**WORK ORDER**
Every line holding the string "LARO" should be copied from the listing.

*** SOURCE DATA ***

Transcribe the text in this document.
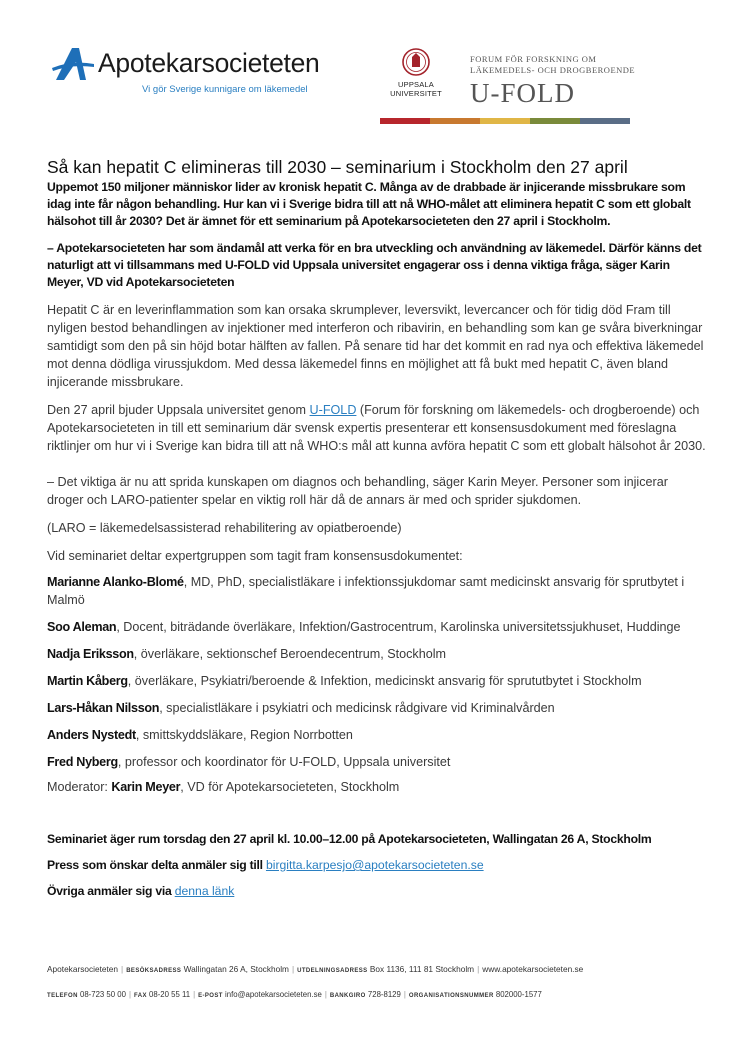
Apotekarsocieteten
Vi gör Sverige kunnigare om läkemedel	UPPSALA
UNIVERSITET
FORUM FÖR FORSKNING OM
LÄKEMEDELS- OCH DROGBEROENDE
U-FOLD
Så kan hepatit C elimineras till 2030 – seminarium i Stockholm den 27 april
Uppemot 150 miljoner människor lider av kronisk hepatit C. Många av de drabbade är injicerande missbrukare som idag inte får någon behandling. Hur kan vi i Sverige bidra till att nå WHO-målet att eliminera hepatit C som ett globalt hälsohot till år 2030? Det är ämnet för ett seminarium på Apotekarsocieteten den 27 april i Stockholm.
– Apotekarsocieteten har som ändamål att verka för en bra utveckling och användning av läkemedel. Därför känns det naturligt att vi tillsammans med U-FOLD vid Uppsala universitet engagerar oss i denna viktiga fråga, säger Karin Meyer, VD vid Apotekarsocieteten
Hepatit C är en leverinflammation som kan orsaka skrumplever, leversvikt, levercancer och för tidig död Fram till nyligen bestod behandlingen av injektioner med interferon och ribavirin, en behandling som kan ge svåra biverkningar samtidigt som den på sin höjd botar hälften av fallen. På senare tid har det kommit en rad nya och effektiva läkemedel mot denna dödliga virussjukdom. Med dessa läkemedel finns en möjlighet att få bukt med hepatit C, även bland injicerande missbrukare.
Den 27 april bjuder Uppsala universitet genom U-FOLD (Forum för forskning om läkemedels- och drogberoende) och Apotekarsocieteten in till ett seminarium där svensk expertis presenterar ett konsensusdokument med föreslagna riktlinjer om hur vi i Sverige kan bidra till att nå WHO:s mål att kunna avföra hepatit C som ett globalt hälsohot år 2030.
– Det viktiga är nu att sprida kunskapen om diagnos och behandling, säger Karin Meyer. Personer som injicerar droger och LARO-patienter spelar en viktig roll här då de annars är med och sprider sjukdomen.
(LARO = läkemedelsassisterad rehabilitering av opiatberoende)
Vid seminariet deltar expertgruppen som tagit fram konsensusdokumentet:
Marianne Alanko-Blomé, MD, PhD, specialistläkare i infektionssjukdomar samt medicinskt ansvarig för sprutbytet i Malmö
Soo Aleman, Docent, biträdande överläkare, Infektion/Gastrocentrum, Karolinska universitetssjukhuset, Huddinge
Nadja Eriksson, överläkare, sektionschef Beroendecentrum, Stockholm
Martin Kåberg, överläkare, Psykiatri/beroende & Infektion, medicinskt ansvarig för sprututbytet i Stockholm
Lars-Håkan Nilsson, specialistläkare i psykiatri och medicinsk rådgivare vid Kriminalvården
Anders Nystedt, smittskyddsläkare, Region Norrbotten
Fred Nyberg, professor och koordinator för U-FOLD, Uppsala universitet
Moderator: Karin Meyer, VD för Apotekarsocieteten, Stockholm
Seminariet äger rum torsdag den 27 april kl. 10.00–12.00 på Apotekarsocieteten, Wallingatan 26 A, Stockholm
Press som önskar delta anmäler sig till birgitta.karpesjo@apotekarsocieteten.se
Övriga anmäler sig via denna länk
Apotekarsocieteten | BESÖKSADRESS Wallingatan 26 A, Stockholm | UTDELNINGSADRESS Box 1136, 111 81 Stockholm | www.apotekarsocieteten.se
TELEFON 08-723 50 00 | FAX 08-20 55 11 | E-POST info@apotekarsocieteten.se | BANKGIRO 728-8129 | ORGANISATIONSNUMMER 802000-1577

*** End of SOURCE DATA ***

**OUTPUT OF THE TASK**
– Det viktiga är nu att sprida kunskapen om diagnos och behandling, säger Karin Meyer. Personer som injicerar droger och LARO-patienter spelar en viktig roll här då de annars är med och sprider sjukdomen.
(LARO = läkemedelsassisterad rehabilitering av opiatberoende)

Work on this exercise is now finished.